Rewrite each of the records below as a JSON list of strings, one string per line, leaving out blank lines.

_Data for processing_
#####

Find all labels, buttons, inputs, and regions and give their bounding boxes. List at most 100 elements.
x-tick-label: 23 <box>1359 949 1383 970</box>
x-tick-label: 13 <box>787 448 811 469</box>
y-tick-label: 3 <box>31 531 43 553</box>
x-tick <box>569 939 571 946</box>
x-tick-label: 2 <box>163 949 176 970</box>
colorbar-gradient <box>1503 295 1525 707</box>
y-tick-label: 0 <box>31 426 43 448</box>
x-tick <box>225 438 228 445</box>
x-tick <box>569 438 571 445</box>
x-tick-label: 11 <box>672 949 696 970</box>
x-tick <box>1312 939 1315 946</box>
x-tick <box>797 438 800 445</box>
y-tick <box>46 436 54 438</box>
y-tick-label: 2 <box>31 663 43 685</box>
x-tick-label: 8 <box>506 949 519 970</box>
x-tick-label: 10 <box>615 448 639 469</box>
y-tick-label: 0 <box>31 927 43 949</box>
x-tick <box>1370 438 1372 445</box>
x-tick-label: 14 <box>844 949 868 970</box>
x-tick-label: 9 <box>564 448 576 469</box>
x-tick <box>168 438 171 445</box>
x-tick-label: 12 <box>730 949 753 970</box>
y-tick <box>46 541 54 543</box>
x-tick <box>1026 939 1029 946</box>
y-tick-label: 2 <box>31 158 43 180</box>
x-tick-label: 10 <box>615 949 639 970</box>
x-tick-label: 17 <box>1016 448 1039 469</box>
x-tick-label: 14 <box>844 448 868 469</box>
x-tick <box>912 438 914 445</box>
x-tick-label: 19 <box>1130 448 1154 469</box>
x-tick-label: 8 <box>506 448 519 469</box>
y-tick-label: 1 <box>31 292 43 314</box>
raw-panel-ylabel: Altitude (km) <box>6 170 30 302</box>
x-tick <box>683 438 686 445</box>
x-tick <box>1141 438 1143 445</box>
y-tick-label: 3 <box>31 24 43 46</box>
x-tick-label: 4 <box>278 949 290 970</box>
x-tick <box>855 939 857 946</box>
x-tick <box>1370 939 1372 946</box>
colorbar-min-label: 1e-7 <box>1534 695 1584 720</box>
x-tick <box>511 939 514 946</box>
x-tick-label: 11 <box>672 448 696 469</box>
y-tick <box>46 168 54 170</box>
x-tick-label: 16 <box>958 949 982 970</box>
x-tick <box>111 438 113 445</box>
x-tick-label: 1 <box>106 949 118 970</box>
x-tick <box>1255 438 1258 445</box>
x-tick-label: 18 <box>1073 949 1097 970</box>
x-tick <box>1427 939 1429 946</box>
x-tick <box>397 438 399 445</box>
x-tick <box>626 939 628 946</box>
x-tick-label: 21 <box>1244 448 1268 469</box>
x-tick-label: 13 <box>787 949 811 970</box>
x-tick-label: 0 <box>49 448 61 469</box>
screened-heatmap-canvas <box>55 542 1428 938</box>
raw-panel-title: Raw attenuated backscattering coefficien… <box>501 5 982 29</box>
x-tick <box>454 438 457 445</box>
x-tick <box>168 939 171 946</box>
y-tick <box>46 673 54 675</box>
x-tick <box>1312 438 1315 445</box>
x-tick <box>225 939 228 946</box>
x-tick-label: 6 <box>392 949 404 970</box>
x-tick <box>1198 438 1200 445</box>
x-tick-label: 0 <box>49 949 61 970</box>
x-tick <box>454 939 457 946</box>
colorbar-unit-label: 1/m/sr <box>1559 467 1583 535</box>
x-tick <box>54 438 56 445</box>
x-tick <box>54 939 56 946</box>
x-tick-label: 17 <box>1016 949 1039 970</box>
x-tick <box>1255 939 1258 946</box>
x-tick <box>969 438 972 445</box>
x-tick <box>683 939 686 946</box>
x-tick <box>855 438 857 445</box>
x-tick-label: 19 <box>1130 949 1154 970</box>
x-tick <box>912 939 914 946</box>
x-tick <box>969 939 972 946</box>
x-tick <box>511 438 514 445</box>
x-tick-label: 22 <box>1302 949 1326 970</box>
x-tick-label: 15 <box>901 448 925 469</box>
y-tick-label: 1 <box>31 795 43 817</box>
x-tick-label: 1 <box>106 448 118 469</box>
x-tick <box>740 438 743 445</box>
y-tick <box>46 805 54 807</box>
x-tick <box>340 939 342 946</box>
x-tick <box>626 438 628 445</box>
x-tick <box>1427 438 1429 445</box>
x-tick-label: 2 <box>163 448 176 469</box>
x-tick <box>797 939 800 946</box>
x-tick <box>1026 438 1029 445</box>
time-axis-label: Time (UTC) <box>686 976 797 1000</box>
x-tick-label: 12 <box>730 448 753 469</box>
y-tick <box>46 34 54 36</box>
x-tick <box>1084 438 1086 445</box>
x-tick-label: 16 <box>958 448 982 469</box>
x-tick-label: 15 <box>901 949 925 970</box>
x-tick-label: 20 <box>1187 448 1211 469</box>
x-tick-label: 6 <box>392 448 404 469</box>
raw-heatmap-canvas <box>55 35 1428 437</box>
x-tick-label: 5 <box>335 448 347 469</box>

#####

_Answer to the problem_
[
  "Find all labels, buttons, inputs, and regions and give their bounding boxes. List at most 100 elements.",
  "x-tick-label: 23 <box>1359 949 1383 970</box>",
  "x-tick-label: 13 <box>787 448 811 469</box>",
  "y-tick-label: 3 <box>31 531 43 553</box>",
  "x-tick <box>569 939 571 946</box>",
  "x-tick-label: 2 <box>163 949 176 970</box>",
  "colorbar-gradient <box>1503 295 1525 707</box>",
  "y-tick-label: 0 <box>31 426 43 448</box>",
  "x-tick <box>225 438 228 445</box>",
  "x-tick <box>569 438 571 445</box>",
  "x-tick-label: 11 <box>672 949 696 970</box>",
  "x-tick <box>1312 939 1315 946</box>",
  "x-tick <box>797 438 800 445</box>",
  "y-tick <box>46 436 54 438</box>",
  "y-tick-label: 2 <box>31 663 43 685</box>",
  "x-tick-label: 8 <box>506 949 519 970</box>",
  "x-tick-label: 10 <box>615 448 639 469</box>",
  "y-tick-label: 0 <box>31 927 43 949</box>",
  "x-tick <box>1370 438 1372 445</box>",
  "x-tick-label: 14 <box>844 949 868 970</box>",
  "x-tick-label: 9 <box>564 448 576 469</box>",
  "x-tick <box>168 438 171 445</box>",
  "x-tick-label: 12 <box>730 949 753 970</box>",
  "y-tick <box>46 541 54 543</box>",
  "x-tick <box>1026 939 1029 946</box>",
  "y-tick-label: 2 <box>31 158 43 180</box>",
  "x-tick-label: 10 <box>615 949 639 970</box>",
  "x-tick-label: 17 <box>1016 448 1039 469</box>",
  "x-tick-label: 14 <box>844 448 868 469</box>",
  "x-tick <box>912 438 914 445</box>",
  "x-tick-label: 19 <box>1130 448 1154 469</box>",
  "x-tick-label: 8 <box>506 448 519 469</box>",
  "y-tick-label: 1 <box>31 292 43 314</box>",
  "raw-panel-ylabel: Altitude (km) <box>6 170 30 302</box>",
  "x-tick <box>683 438 686 445</box>",
  "x-tick <box>1141 438 1143 445</box>",
  "y-tick-label: 3 <box>31 24 43 46</box>",
  "x-tick-label: 4 <box>278 949 290 970</box>",
  "x-tick <box>855 939 857 946</box>",
  "x-tick <box>1370 939 1372 946</box>",
  "colorbar-min-label: 1e-7 <box>1534 695 1584 720</box>",
  "x-tick <box>511 939 514 946</box>",
  "x-tick-label: 11 <box>672 448 696 469</box>",
  "y-tick <box>46 168 54 170</box>",
  "x-tick-label: 16 <box>958 949 982 970</box>",
  "x-tick <box>111 438 113 445</box>",
  "x-tick-label: 1 <box>106 949 118 970</box>",
  "x-tick <box>1255 438 1258 445</box>",
  "x-tick-label: 18 <box>1073 949 1097 970</box>",
  "x-tick <box>1427 939 1429 946</box>",
  "x-tick <box>397 438 399 445</box>",
  "x-tick <box>626 939 628 946</box>",
  "x-tick-label: 21 <box>1244 448 1268 469</box>",
  "x-tick-label: 13 <box>787 949 811 970</box>",
  "x-tick-label: 0 <box>49 448 61 469</box>",
  "screened-heatmap-canvas <box>55 542 1428 938</box>",
  "raw-panel-title: Raw attenuated backscattering coefficien… <box>501 5 982 29</box>",
  "x-tick <box>454 438 457 445</box>",
  "x-tick <box>168 939 171 946</box>",
  "y-tick <box>46 673 54 675</box>",
  "x-tick <box>1312 438 1315 445</box>",
  "x-tick <box>225 939 228 946</box>",
  "x-tick-label: 6 <box>392 949 404 970</box>",
  "x-tick <box>1198 438 1200 445</box>",
  "x-tick-label: 0 <box>49 949 61 970</box>",
  "x-tick <box>454 939 457 946</box>",
  "colorbar-unit-label: 1/m/sr <box>1559 467 1583 535</box>",
  "x-tick <box>54 438 56 445</box>",
  "x-tick <box>54 939 56 946</box>",
  "x-tick-label: 17 <box>1016 949 1039 970</box>",
  "x-tick <box>1255 939 1258 946</box>",
  "x-tick <box>969 438 972 445</box>",
  "x-tick <box>683 939 686 946</box>",
  "x-tick <box>855 438 857 445</box>",
  "x-tick-label: 19 <box>1130 949 1154 970</box>",
  "x-tick <box>912 939 914 946</box>",
  "x-tick <box>969 939 972 946</box>",
  "x-tick <box>511 438 514 445</box>",
  "x-tick-label: 22 <box>1302 949 1326 970</box>",
  "x-tick-label: 15 <box>901 448 925 469</box>",
  "y-tick-label: 1 <box>31 795 43 817</box>",
  "x-tick-label: 1 <box>106 448 118 469</box>",
  "x-tick <box>740 438 743 445</box>",
  "y-tick <box>46 805 54 807</box>",
  "x-tick <box>340 939 342 946</box>",
  "x-tick <box>626 438 628 445</box>",
  "x-tick <box>1427 438 1429 445</box>",
  "x-tick-label: 2 <box>163 448 176 469</box>",
  "x-tick <box>797 939 800 946</box>",
  "x-tick <box>1026 438 1029 445</box>",
  "time-axis-label: Time (UTC) <box>686 976 797 1000</box>",
  "x-tick-label: 12 <box>730 448 753 469</box>",
  "y-tick <box>46 34 54 36</box>",
  "x-tick <box>1084 438 1086 445</box>",
  "x-tick-label: 16 <box>958 448 982 469</box>",
  "x-tick-label: 15 <box>901 949 925 970</box>",
  "x-tick-label: 20 <box>1187 448 1211 469</box>",
  "x-tick-label: 6 <box>392 448 404 469</box>",
  "raw-heatmap-canvas <box>55 35 1428 437</box>",
  "x-tick-label: 5 <box>335 448 347 469</box>"
]